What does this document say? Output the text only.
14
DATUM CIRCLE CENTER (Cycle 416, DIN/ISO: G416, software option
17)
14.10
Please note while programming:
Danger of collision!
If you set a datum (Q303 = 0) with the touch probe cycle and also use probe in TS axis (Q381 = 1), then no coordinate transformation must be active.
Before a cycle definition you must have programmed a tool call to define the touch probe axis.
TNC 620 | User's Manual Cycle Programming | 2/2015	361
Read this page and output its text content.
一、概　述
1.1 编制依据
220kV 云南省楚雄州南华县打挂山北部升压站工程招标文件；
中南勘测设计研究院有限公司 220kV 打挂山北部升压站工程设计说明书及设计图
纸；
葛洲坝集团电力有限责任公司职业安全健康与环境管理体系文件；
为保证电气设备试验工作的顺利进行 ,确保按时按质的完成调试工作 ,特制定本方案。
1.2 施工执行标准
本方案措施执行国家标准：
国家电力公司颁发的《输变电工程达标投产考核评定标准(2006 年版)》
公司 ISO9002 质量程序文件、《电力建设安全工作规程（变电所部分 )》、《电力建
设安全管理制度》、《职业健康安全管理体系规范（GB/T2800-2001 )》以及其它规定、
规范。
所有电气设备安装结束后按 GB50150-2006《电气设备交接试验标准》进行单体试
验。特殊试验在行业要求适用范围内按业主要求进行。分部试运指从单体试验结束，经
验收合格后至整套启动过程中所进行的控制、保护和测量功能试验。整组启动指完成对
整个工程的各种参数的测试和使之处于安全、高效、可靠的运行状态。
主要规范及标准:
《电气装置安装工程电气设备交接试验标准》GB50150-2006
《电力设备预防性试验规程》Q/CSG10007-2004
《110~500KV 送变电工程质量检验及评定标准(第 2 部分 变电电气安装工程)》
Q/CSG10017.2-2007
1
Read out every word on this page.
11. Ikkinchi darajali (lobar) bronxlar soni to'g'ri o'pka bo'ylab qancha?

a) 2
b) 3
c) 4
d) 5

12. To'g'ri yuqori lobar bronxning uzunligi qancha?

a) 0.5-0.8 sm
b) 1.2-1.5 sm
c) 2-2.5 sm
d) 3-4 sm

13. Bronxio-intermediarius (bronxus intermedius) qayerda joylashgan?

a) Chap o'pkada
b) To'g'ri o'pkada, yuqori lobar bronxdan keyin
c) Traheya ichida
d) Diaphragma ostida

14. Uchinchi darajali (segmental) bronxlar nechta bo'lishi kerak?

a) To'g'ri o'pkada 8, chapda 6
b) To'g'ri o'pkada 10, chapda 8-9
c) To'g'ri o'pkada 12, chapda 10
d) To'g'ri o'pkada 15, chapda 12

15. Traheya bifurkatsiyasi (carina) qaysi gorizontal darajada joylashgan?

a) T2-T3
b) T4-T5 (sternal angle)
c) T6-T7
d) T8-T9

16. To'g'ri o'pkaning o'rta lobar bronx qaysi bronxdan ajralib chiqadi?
━━━━━━━━━━━━━━━━━━━━━━━━━━━━━━
* WORK TO BE COMPLETED: Print all of the entries again, exactly as written.

* SOLUTION TO THIS TASK:
What does this document say? Output the text only.
14
DATUM CIRCLE CENTER (Cycle 416, DIN/ISO: G416, software option
17)
14.10
Please note while programming:
Danger of collision!
If you set a datum (Q303 = 0) with the touch probe cycle and also use probe in TS axis (Q381 = 1), then no coordinate transformation must be active.
Before a cycle definition you must have programmed a tool call to define the touch probe axis.
TNC 620 | User's Manual Cycle Programming | 2/2015	361
Read this page and output its text content.
一、概　述
1.1 编制依据
220kV 云南省楚雄州南华县打挂山北部升压站工程招标文件；
中南勘测设计研究院有限公司 220kV 打挂山北部升压站工程设计说明书及设计图
纸；
葛洲坝集团电力有限责任公司职业安全健康与环境管理体系文件；
为保证电气设备试验工作的顺利进行 ,确保按时按质的完成调试工作 ,特制定本方案。
1.2 施工执行标准
本方案措施执行国家标准：
国家电力公司颁发的《输变电工程达标投产考核评定标准(2006 年版)》
公司 ISO9002 质量程序文件、《电力建设安全工作规程（变电所部分 )》、《电力建
设安全管理制度》、《职业健康安全管理体系规范（GB/T2800-2001 )》以及其它规定、
规范。
所有电气设备安装结束后按 GB50150-2006《电气设备交接试验标准》进行单体试
验。特殊试验在行业要求适用范围内按业主要求进行。分部试运指从单体试验结束，经
验收合格后至整套启动过程中所进行的控制、保护和测量功能试验。整组启动指完成对
整个工程的各种参数的测试和使之处于安全、高效、可靠的运行状态。
主要规范及标准:
《电气装置安装工程电气设备交接试验标准》GB50150-2006
《电力设备预防性试验规程》Q/CSG10007-2004
《110~500KV 送变电工程质量检验及评定标准(第 2 部分 变电电气安装工程)》
Q/CSG10017.2-2007
1
Read out every word on this page.
11. Ikkinchi darajali (lobar) bronxlar soni to'g'ri o'pka bo'ylab qancha?

a) 2
b) 3
c) 4
d) 5

12. To'g'ri yuqori lobar bronxning uzunligi qancha?

a) 0.5-0.8 sm
b) 1.2-1.5 sm
c) 2-2.5 sm
d) 3-4 sm

13. Bronxio-intermediarius (bronxus intermedius) qayerda joylashgan?

a) Chap o'pkada
b) To'g'ri o'pkada, yuqori lobar bronxdan keyin
c) Traheya ichida
d) Diaphragma ostida

14. Uchinchi darajali (segmental) bronxlar nechta bo'lishi kerak?

a) To'g'ri o'pkada 8, chapda 6
b) To'g'ri o'pkada 10, chapda 8-9
c) To'g'ri o'pkada 12, chapda 10
d) To'g'ri o'pkada 15, chapda 12

15. Traheya bifurkatsiyasi (carina) qaysi gorizontal darajada joylashgan?

a) T2-T3
b) T4-T5 (sternal angle)
c) T6-T7
d) T8-T9

16. To'g'ri o'pkaning o'rta lobar bronx qaysi bronxdan ajralib chiqadi?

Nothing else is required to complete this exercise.